* **TEXT BLOCK**
This will increase the difficulty of servicing existing debt, especially for the Global South countries, as the dollar is likely to stay strong if US interest rates stay high and geopolitical conflict worsens.

If the cost of borrowing and servicing debt does not come down, there is an increased risk that the so-called ‘zombie’ companies (which do not make enough profits to cover their debt costs and must keep borrowing) will start to go bust. Over 40% of the top 2000 companies in the US are unprofitable, the most since the pandemic. At the same time, interest expense as a % of total debt of these firms hit 7.1%, the highest since 2003. US company bankruptcies in 2024 surpassed 2020 pandemic levels. Gross leverage—the ratio of debt to assets (and earnings) —of all US publicly traded nonfinancial firms remains high and hedge fund leverage is at or near the highest level in the past decade. So the risk of a financial crash is rising.

As Ruchir Sharma of the Rockefeller Foundation put it: “Awe of “American exceptionalism” in markets has now gone too far….Talk of bubbles in tech or AI, or in investment strategies focused on growth and momentum, obscures the mother of all bubbles in US markets. Thoroughly dominating the mind space of global investors, America is over-owned, overvalued and overhyped to a degree never seen before. As with all bubbles, it is hard to know when this one will deflate, or what will trigger its decline.” And there are signs. The US stock market index, the S&P, 500 fell 1.6% in December, with 6 or more sectors down 5% or worse.

The most important factor in looking at prospects for the world economy in 2025 must be global corporate profits (and profitability), as this is the driver of capitalist production and investment. If profits in the major companies of the world continue to rise in 2025, then financing debt and absorbing weak international trade can be coped with for another year.
I regularly do an estimate of global profits based on company profits in the US, Germany, the UK, Japan and China. Global profits growth as an average has been slowing towards zero. However, in the first three quarters of 2024, US corporate profits still rose 1.5% compared to 2023; China and the UK had a 5-6% rise, while German profits were stagnant and Japan’s fell.

Will profits pick up in 2025? The optimists like BlackRock are confident. They base their expectations on a seeming rise in labour productivity in the US in the last year, driven by gains from diffusion of AI across sectors. They see this as the start of a “Roaring Twenties” as happened in the US after the end of the Spanish flu epidemic in the 1920s.

* **EXERCISE**
Continue the passage on prospects for the world economy in 2025, picking up after its final sentence.

* **RAW DATA**

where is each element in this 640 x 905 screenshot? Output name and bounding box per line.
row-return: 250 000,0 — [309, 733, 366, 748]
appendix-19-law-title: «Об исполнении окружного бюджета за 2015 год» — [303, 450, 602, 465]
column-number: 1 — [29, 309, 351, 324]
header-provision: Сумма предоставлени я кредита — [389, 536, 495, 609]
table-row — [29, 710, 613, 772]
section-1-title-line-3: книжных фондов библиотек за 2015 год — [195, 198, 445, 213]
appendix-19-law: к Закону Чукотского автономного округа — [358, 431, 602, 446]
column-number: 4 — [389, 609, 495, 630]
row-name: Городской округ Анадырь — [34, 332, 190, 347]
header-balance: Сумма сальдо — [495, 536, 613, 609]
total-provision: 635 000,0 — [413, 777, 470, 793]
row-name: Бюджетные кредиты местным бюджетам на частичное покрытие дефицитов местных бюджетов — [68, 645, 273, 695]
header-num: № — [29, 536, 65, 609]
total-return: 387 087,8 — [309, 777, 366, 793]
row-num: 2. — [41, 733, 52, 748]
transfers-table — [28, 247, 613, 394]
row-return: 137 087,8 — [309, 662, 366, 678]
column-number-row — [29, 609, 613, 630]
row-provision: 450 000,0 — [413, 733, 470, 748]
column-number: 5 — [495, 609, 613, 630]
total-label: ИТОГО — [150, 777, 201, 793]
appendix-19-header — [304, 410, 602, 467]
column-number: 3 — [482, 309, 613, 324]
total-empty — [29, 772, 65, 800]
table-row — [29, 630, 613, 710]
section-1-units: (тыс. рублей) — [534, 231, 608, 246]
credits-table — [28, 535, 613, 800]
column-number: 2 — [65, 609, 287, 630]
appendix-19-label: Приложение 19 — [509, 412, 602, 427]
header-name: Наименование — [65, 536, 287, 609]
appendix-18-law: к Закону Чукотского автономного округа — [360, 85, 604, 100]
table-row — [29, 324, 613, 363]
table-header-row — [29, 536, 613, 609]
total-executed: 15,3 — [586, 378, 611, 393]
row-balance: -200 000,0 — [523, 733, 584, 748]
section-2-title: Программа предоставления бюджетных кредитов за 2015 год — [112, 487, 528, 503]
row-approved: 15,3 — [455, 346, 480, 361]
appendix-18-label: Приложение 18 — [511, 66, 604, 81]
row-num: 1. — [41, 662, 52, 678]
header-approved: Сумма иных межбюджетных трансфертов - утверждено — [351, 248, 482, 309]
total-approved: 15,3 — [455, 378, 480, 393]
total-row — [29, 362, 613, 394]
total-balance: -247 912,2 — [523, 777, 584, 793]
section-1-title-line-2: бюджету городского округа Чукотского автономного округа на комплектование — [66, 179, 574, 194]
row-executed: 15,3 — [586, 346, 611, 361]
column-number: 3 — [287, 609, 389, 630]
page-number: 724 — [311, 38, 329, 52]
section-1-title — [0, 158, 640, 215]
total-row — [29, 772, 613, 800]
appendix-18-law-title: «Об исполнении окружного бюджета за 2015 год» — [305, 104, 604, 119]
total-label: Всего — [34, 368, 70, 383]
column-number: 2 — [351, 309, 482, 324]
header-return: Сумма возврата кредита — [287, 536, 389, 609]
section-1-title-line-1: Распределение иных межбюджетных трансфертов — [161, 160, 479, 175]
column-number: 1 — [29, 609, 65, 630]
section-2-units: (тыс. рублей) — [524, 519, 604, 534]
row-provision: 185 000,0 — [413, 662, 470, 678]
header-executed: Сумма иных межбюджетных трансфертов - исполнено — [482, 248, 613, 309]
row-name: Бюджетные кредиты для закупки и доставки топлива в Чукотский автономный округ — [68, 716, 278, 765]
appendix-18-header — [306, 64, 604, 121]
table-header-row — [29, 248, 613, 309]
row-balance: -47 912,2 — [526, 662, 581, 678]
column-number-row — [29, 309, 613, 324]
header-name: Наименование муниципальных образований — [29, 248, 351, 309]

* **ANSWER SECTION**
There are few things to say about this apparent productivity boom. First, it is confined to the US. Europe’s economies are not experiencing such a boom – on the contrary. Second, the recent rise in productivity growth still puts the US trend pretty much the same as before the pandemic.

So there are no confirmed signs yet of a ‘step jump’ in productivity growth. Indeed, as I have discussed in previous posts, the diffusion of AI productivity gains could take a long time to emerge (if it emerges at all). It’s unlikely that AI investment will do the trick in 2025 – and certainly not outside the US, especially if there is no sustained pick-up in the profitability of capital in the major economies.

My best estimate of the average rate of profit on capital in the G7 economies does indicate a recovery from the depth of the pandemic slump. But this is led almost solely by a large rise in US profitability, as the other G7 economy profit rates have mainly stagnated. According to AMECO forecasts, the US rate of profit in 2025 will be 10.7% higher than in 2019, but 2-8% lower in the UK, France, Germany and Italy, with Canada and Japan up only 1-2%.

So what my profitability estimates suggest is that a recession in 2025 is unlikely; but on the other hand, it is too early to argue for any sustained rise in profitability across the G7 that could drive productive investment and productivity growth to new levels.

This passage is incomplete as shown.